* _EXERCISE AIM_
Identify all lines of the data containing the string "page" and copy them.

* _GIVEN DATA_
• • • • •

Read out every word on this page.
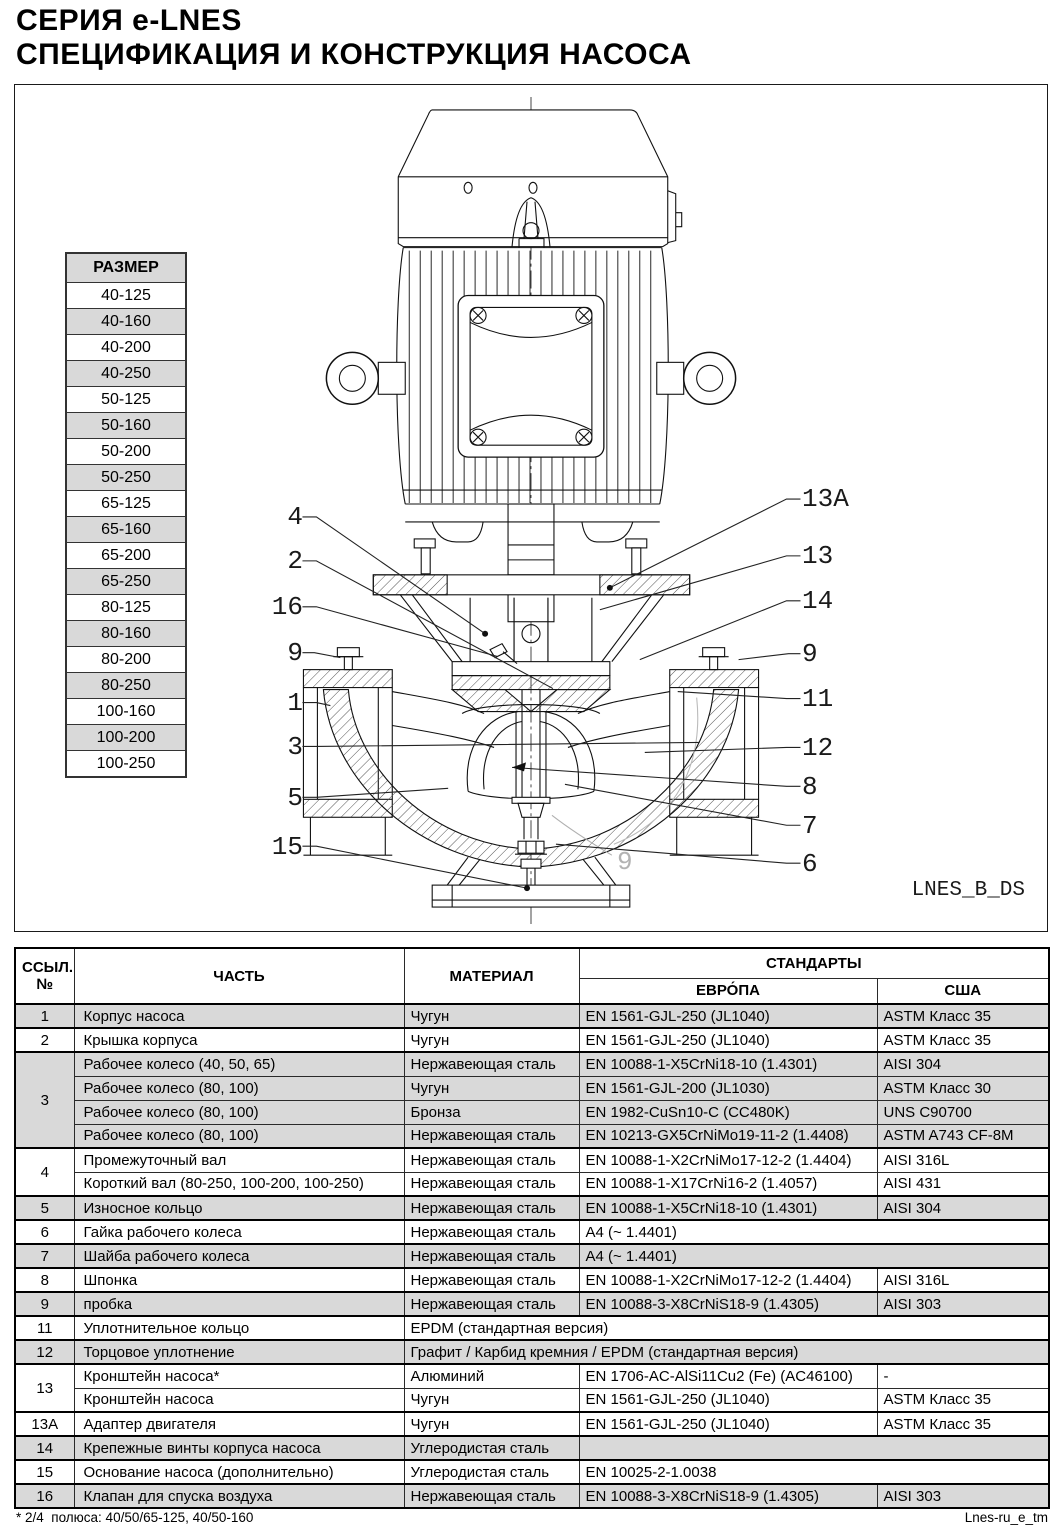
СЕРИЯ e-LNES
СПЕЦИФИКАЦИЯ И КОНСТРУКЦИЯ НАСОСА
РАЗМЕР
40-125
40-160
40-200
40-250
50-125
50-160
50-200
50-250
65-125
65-160
65-200
65-250
80-125
80-160
80-200
80-250
100-160
100-200
100-250
LNES_B_DS
4
2
16
9
1
3
5
15
13A
13
14
9
11
12
8
7
6
9
ССЫЛ.
№	ЧАСТЬ	МАТЕРИАЛ	СТАНДАРТЫ	
			ЕВРО́ПА	США
1	Корпус насоса	Чугун	EN 1561-GJL-250 (JL1040)	ASTM Класс 35
2	Крышка корпуса	Чугун	EN 1561-GJL-250 (JL1040)	ASTM Класс 35
3	Рабочее колесо (40, 50, 65)	Нержавеющая сталь	EN 10088-1-X5CrNi18-10 (1.4301)	AISI 304
	Рабочее колесо (80, 100)	Чугун	EN 1561-GJL-200 (JL1030)	ASTM Класс 30
	Рабочее колесо (80, 100)	Бронза	EN 1982-CuSn10-C (CC480K)	UNS C90700
	Рабочее колесо (80, 100)	Нержавеющая сталь	EN 10213-GX5CrNiMo19-11-2 (1.4408)	ASTM A743 CF-8M
4	Промежуточный вал	Нержавеющая сталь	EN 10088-1-X2CrNiMo17-12-2 (1.4404)	AISI 316L
	Короткий вал (80-250, 100-200, 100-250)	Нержавеющая сталь	EN 10088-1-X17CrNi16-2 (1.4057)	AISI 431
5	Износное кольцо	Нержавеющая сталь	EN 10088-1-X5CrNi18-10 (1.4301)	AISI 304
6	Гайка рабочего колеса	Нержавеющая сталь	A4 (~ 1.4401)	
7	Шайба рабочего колеса	Нержавеющая сталь	A4 (~ 1.4401)	
8	Шпонка	Нержавеющая сталь	EN 10088-1-X2CrNiMo17-12-2 (1.4404)	AISI 316L
9	пробка	Нержавеющая сталь	EN 10088-3-X8CrNiS18-9 (1.4305)	AISI 303
11	Уплотнительное кольцо	EPDM (стандартная версия)		
12	Торцовое уплотнение	Графит / Карбид кремния / EPDM (стандартная версия)		
13	Кронштейн насоса*	Алюминий	EN 1706-AC-AlSi11Cu2 (Fe) (AC46100)	-
	Кронштейн насоса	Чугун	EN 1561-GJL-250 (JL1040)	ASTM Класс 35
13A	Адаптер двигателя	Чугун	EN 1561-GJL-250 (JL1040)	ASTM Класс 35
14	Крепежные винты корпуса насоса	Углеродистая сталь		
15	Основание насоса (дополнительно)	Углеродистая сталь	EN 10025-2-1.0038	
16	Клапан для спуска воздуха	Нержавеющая сталь	EN 10088-3-X8CrNiS18-9 (1.4305)	AISI 303
* 2/4  полюса: 40/50/65-125, 40/50-160	Lnes-ru_e_tm
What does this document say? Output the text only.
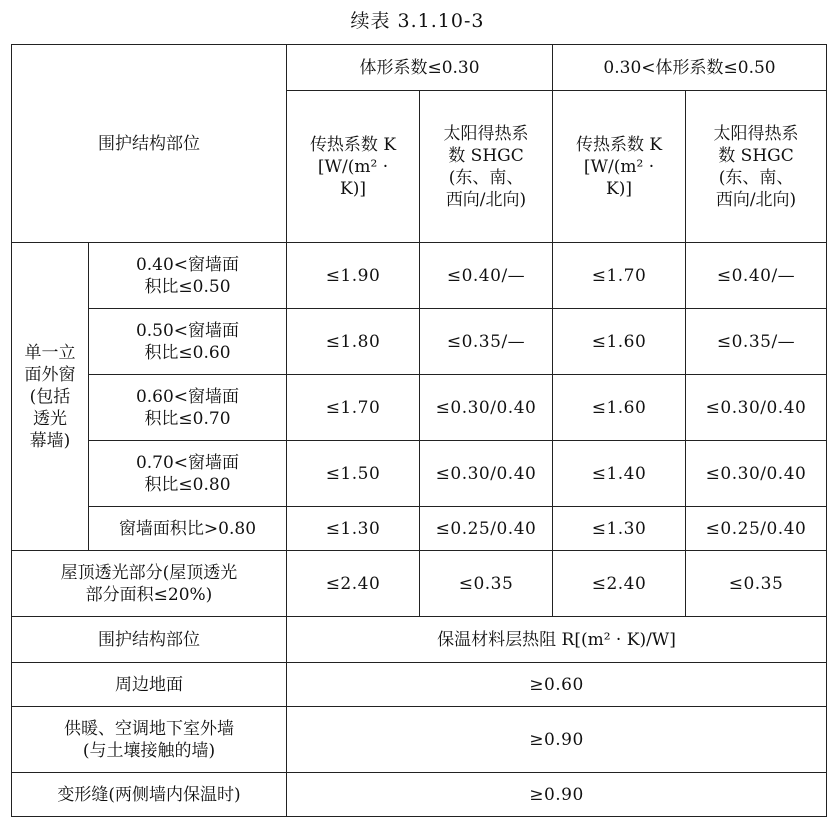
续表 3.1.10-3
围护结构部位		体形系数≤0.30		0.30<体形系数≤0.50	
		传热系数 K
[W/(m² ·
K)]	太阳得热系
数 SHGC
(东、南、
西向/北向)	传热系数 K
[W/(m² ·
K)]	太阳得热系
数 SHGC
(东、南、
西向/北向)
单一立
面外窗
(包括
透光
幕墙)	0.40<窗墙面
积比≤0.50	≤1.90	≤0.40/—	≤1.70	≤0.40/—
	0.50<窗墙面
积比≤0.60	≤1.80	≤0.35/—	≤1.60	≤0.35/—
	0.60<窗墙面
积比≤0.70	≤1.70	≤0.30/0.40	≤1.60	≤0.30/0.40
	0.70<窗墙面
积比≤0.80	≤1.50	≤0.30/0.40	≤1.40	≤0.30/0.40
	窗墙面积比>0.80	≤1.30	≤0.25/0.40	≤1.30	≤0.25/0.40
屋顶透光部分(屋顶透光
部分面积≤20%)		≤2.40	≤0.35	≤2.40	≤0.35
围护结构部位		保温材料层热阻 R[(m² · K)/W]			
周边地面		≥0.60			
供暖、空调地下室外墙
(与土壤接触的墙)		≥0.90			
变形缝(两侧墙内保温时)		≥0.90			
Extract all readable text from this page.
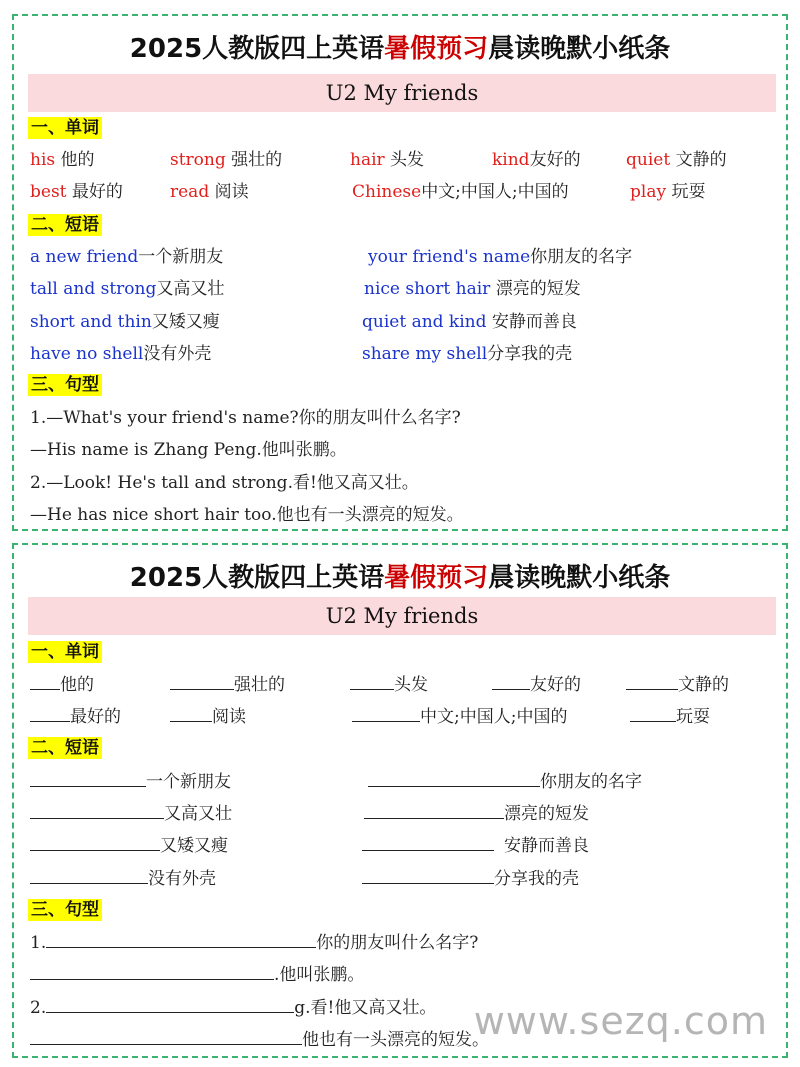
2025人教版四上英语暑假预习晨读晚默小纸条
U2 My friends
一、单词
his 他的	strong 强壮的	hair 头发	kind友好的	quiet 文静的
best 最好的	read 阅读	Chinese中文;中国人;中国的	play 玩耍
二、短语
a new friend一个新朋友	your friend's name你朋友的名字
tall and strong又高又壮	nice short hair 漂亮的短发
short and thin又矮又瘦	quiet and kind 安静而善良
have no shell没有外壳	share my shell分享我的壳
三、句型
1.—What's your friend's name?你的朋友叫什么名字?
—His name is Zhang Peng.他叫张鹏。
2.—Look! He's tall and strong.看!他又高又壮。
—He has nice short hair too.他也有一头漂亮的短发。
2025人教版四上英语暑假预习晨读晚默小纸条
U2 My friends
一、单词
他的	强壮的	头发	友好的	文静的
最好的	阅读	中文;中国人;中国的	玩耍
二、短语
一个新朋友	你朋友的名字
又高又壮	漂亮的短发
又矮又瘦	安静而善良
没有外壳	分享我的壳
三、句型
1.	你的朋友叫什么名字?
.他叫张鹏。
2.	g.看!他又高又壮。
他也有一头漂亮的短发。
www.sezq.com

• • • • •

* _OUTPUT BELOW_
Read out every word on this page.
Extract all readable text from this page.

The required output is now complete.